§ **Textauszug**:
######

Trapperleben
Bei meinen indianischen Freunden wunderte man sich woher ich, der „White from Europe“ diese Skills wohl kannte, welche ich in den Jahren zuvor bei einigen Trappern lernen durfte.
Ich lernte natives Reiten und Jagen, ich lernte die Umgebung und die Tiere zu „lesen“. Ich erlebte Nächte am Feuer in denen man sich anschwieg und trotzdem hatten wir uns gedanklich ausgetauscht. Auch die archaische Nahrungszubereitung, bewährte Traditionen, Tabus und Demut lernte ich kennen. Ich danke der Schöpfung und allen Menschen welche mir diesen prägenden Lebensabschnitt ermöglichten.
Die Existenz eines professionellen Trappers ist ein Leben der Entbehrungen und Anstrengungen. Es erfordert viel Mut, aber auch eine erhebliche Zähigkeit, um die Gefahren eines solchen abenteuerlichen Daseins über Jahrzehnte zu überstehen. Nicht nur die Kälte, die Stürme, die Abgeschiedenheit gefährden sein Leben, er erlebt im Laufe der Jahre etliche gefahrvolle Situationen mit wilden Tieren.
Die Basis für ein Leben in der Wildnis liegt ganz klar und primär in den jagdlichen Fähigkeiten welche der Einzelne beherrscht.
Das ist wesentlich elementarer und bedeutungsvoller als die Herstellung von Talgkerzen, die Fellbearbeitung oder der Blockhausbau. Dem Nahrungsbedarf kann man sich auch in Notzeiten nicht entziehen.
Die Realität im kanadischen Busch hat wenig mit dem „Mann in den Bergen“ zu tun und egal was man für das Buschleben an know how mitbringt, man hat dort vieles zu lernen. Europäische Jagdtouristen wundern sich dort weil sie kein Wild sehen, sie sind Zuhause von einer künstlich erzeugten Wilddichte verwöhnt.

######

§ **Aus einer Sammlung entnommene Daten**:
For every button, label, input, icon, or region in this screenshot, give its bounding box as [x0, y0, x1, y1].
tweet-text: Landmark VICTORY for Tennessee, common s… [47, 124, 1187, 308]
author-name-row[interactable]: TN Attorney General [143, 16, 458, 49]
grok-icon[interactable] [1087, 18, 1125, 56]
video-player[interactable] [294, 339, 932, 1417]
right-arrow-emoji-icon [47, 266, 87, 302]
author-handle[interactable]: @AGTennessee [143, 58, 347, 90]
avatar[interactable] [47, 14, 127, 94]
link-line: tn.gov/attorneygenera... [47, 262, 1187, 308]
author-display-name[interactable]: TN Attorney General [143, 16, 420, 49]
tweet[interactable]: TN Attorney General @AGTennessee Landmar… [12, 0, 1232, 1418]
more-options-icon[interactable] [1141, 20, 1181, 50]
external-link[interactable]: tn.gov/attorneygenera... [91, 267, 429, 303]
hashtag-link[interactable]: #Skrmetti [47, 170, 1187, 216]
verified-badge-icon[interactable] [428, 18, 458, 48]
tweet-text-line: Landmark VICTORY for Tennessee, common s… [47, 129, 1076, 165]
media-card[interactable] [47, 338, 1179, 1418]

######

§ **Zu bearbeitende Aufgaben**:
**A.** Geben Sie aus dem Text über das Trapperleben die Passage zwischen „Die Realität im“ und „erzeugten Wilddichte verwöhnt.“, beide Stellen eingeschlossen, wortgetreu wieder.
**B.** Worin liegt laut dem Text über das Trapperleben die Basis für ein Leben in der Wildnis?

§ **Vollständige Lösungen**:
**A.**
Die Realität im kanadischen Busch hat wenig mit dem „Mann in den Bergen“ zu tun und egal was man für das Buschleben an know how mitbringt, man hat dort vieles zu lernen. Europäische Jagdtouristen wundern sich dort weil sie kein Wild sehen, sie sind Zuhause von einer künstlich erzeugten Wilddichte verwöhnt.

**B.** In den jagdlichen Fähigkeiten, die der Einzelne beherrscht.